Gather up the lines with the word "JSON" in them.

(Records for this exercise)
>>>
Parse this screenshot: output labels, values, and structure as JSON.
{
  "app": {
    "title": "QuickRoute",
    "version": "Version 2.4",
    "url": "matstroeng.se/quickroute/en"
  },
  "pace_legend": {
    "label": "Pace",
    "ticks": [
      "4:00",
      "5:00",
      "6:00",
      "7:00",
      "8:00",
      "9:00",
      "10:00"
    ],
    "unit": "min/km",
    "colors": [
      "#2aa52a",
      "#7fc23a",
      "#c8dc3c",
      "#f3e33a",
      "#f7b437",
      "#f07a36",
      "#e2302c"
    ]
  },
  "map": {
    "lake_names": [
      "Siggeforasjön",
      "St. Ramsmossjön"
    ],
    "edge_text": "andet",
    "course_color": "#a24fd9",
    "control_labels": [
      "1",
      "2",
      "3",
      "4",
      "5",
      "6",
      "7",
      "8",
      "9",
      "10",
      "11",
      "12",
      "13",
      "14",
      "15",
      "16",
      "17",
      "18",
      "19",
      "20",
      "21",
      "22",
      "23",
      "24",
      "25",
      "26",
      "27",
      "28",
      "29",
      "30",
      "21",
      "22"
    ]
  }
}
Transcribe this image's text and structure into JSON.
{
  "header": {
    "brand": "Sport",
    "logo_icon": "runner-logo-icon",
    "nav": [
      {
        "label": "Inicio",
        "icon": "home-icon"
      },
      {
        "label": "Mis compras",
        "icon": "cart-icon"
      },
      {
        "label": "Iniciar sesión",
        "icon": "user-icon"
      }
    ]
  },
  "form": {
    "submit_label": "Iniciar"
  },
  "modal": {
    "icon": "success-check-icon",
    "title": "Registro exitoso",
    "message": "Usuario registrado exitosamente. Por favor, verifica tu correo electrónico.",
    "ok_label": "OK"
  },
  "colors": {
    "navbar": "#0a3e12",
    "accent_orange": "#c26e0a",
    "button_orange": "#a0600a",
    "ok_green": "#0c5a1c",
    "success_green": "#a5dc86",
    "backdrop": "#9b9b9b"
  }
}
<<<
(In response)
Parse this screenshot: output labels, values, and structure as JSON.
Transcribe this image's text and structure into JSON.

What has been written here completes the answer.